▸ **What this task involves**
Find every line in the records that holds the string "regional". Copy each one.

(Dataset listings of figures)
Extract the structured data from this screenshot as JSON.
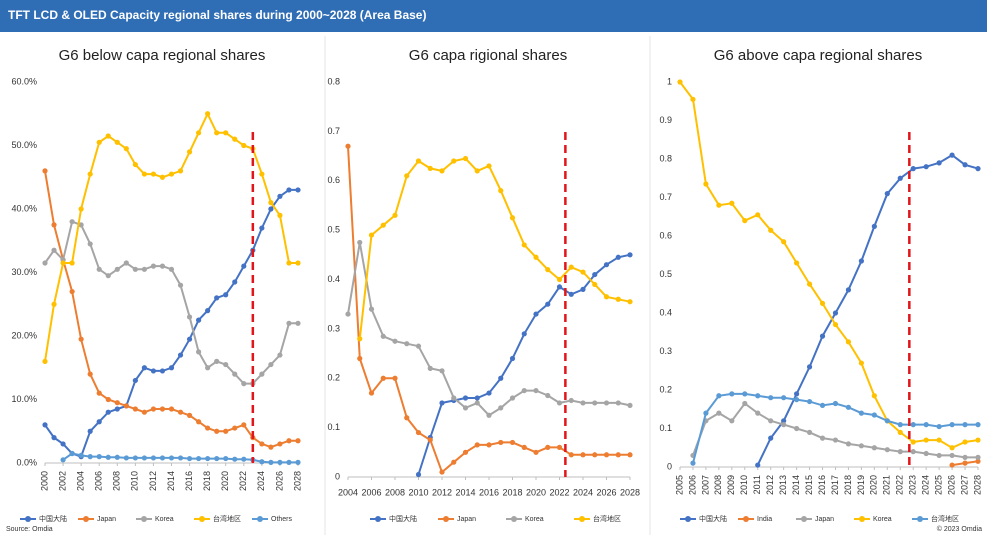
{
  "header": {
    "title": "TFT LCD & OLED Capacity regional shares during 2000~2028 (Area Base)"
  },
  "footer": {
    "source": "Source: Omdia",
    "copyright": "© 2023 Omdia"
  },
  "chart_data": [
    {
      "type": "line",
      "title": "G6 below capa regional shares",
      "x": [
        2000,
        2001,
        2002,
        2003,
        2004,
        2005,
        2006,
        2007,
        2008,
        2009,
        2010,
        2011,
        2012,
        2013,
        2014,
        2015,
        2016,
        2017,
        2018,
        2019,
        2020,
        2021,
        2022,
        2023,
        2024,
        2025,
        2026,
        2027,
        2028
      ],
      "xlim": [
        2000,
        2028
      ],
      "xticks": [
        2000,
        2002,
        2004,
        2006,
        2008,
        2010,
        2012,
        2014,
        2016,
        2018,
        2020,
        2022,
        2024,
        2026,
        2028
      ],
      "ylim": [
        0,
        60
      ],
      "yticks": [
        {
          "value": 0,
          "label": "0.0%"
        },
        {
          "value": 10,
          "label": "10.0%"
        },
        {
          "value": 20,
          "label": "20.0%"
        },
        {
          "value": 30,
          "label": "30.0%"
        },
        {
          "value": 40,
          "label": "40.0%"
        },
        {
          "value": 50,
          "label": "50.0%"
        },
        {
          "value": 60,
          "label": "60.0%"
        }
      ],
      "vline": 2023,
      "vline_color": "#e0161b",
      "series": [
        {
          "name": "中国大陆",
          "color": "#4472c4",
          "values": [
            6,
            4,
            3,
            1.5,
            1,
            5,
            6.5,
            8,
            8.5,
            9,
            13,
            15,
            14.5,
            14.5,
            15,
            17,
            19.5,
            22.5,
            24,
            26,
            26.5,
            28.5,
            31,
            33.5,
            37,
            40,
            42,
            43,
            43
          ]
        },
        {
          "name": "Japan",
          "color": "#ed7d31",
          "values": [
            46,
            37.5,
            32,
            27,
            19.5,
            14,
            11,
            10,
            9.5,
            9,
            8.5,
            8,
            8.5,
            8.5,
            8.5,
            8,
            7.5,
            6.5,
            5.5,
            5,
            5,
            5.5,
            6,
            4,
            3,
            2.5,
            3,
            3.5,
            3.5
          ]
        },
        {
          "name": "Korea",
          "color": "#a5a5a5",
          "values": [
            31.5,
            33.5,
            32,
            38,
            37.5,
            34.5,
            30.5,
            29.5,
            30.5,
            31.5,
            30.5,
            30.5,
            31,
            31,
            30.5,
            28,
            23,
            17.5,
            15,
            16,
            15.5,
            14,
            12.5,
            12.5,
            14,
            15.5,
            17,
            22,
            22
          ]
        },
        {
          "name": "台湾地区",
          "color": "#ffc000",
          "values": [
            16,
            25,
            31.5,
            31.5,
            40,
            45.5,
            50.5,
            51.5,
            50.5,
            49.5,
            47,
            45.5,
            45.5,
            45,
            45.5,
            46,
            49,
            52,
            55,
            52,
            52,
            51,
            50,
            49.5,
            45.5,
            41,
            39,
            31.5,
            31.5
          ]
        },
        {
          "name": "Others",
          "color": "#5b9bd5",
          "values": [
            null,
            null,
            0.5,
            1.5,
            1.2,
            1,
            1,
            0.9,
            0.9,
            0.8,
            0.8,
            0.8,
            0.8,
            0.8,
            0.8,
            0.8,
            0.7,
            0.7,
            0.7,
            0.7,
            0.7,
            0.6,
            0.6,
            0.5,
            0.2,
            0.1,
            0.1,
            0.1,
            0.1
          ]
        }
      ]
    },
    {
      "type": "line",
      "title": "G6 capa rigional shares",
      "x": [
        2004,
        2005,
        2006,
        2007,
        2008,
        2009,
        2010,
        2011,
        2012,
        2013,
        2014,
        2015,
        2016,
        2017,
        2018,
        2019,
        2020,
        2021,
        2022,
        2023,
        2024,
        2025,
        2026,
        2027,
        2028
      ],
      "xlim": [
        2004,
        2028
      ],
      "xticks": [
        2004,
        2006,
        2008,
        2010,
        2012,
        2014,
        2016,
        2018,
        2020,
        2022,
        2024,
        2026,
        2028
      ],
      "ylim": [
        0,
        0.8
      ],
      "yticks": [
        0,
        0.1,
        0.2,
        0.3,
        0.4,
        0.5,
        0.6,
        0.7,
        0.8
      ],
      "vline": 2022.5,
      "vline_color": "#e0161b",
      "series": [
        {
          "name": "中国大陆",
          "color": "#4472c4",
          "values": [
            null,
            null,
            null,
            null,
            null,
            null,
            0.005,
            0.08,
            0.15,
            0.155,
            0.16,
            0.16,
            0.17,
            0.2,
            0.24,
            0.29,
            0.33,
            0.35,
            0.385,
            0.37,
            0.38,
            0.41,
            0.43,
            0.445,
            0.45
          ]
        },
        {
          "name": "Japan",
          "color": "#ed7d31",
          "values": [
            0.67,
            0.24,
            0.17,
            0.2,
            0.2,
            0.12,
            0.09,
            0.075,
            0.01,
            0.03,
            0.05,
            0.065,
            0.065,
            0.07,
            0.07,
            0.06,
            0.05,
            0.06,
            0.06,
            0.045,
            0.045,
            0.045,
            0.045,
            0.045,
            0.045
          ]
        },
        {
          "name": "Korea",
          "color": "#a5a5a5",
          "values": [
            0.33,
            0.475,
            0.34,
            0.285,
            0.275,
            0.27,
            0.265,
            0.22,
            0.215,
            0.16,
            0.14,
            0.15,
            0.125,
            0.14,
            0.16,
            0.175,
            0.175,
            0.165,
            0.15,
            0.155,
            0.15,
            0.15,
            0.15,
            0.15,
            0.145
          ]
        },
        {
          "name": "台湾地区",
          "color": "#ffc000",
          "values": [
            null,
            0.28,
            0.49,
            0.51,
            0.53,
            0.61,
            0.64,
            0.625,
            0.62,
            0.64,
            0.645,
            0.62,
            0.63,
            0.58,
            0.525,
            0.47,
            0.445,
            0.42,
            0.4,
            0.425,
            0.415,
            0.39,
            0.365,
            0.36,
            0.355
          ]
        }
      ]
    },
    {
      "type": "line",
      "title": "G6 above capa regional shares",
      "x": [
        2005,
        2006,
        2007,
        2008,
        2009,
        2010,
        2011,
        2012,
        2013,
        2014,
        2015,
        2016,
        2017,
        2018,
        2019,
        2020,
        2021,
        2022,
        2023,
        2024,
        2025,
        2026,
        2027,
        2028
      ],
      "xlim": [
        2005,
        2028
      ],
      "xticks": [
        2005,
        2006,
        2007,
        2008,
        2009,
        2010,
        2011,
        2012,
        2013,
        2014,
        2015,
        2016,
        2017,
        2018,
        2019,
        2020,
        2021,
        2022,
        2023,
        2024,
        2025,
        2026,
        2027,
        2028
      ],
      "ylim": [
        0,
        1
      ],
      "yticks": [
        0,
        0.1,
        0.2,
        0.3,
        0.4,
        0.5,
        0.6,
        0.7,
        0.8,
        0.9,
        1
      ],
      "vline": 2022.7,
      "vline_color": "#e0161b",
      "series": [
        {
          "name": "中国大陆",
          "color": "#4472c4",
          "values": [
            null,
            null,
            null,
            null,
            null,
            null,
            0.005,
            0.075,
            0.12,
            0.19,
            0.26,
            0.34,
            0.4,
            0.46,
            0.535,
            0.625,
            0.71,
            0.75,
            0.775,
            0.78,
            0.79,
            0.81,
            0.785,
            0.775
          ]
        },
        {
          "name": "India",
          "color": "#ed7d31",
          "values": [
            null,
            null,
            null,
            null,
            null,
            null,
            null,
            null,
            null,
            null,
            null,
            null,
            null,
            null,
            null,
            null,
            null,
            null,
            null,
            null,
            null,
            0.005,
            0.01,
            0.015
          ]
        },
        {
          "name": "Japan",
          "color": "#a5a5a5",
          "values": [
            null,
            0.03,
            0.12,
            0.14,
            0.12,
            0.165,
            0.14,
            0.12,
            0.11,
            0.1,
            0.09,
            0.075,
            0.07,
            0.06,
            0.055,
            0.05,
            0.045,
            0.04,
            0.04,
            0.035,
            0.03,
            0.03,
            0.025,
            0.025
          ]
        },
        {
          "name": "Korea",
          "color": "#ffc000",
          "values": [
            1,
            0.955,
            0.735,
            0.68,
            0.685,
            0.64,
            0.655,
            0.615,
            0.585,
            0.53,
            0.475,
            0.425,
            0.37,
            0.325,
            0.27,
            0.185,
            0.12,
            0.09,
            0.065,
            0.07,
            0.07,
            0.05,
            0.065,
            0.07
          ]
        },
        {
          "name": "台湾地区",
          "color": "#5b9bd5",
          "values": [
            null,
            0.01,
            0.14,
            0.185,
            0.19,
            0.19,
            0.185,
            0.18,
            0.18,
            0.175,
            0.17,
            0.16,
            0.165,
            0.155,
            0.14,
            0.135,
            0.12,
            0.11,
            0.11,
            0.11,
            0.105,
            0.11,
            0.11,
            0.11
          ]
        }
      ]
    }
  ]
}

▸ **Exercise result**
    "title": "TFT LCD & OLED Capacity regional shares during 2000~2028 (Area Base)"
      "title": "G6 below capa regional shares",
      "title": "G6 above capa regional shares",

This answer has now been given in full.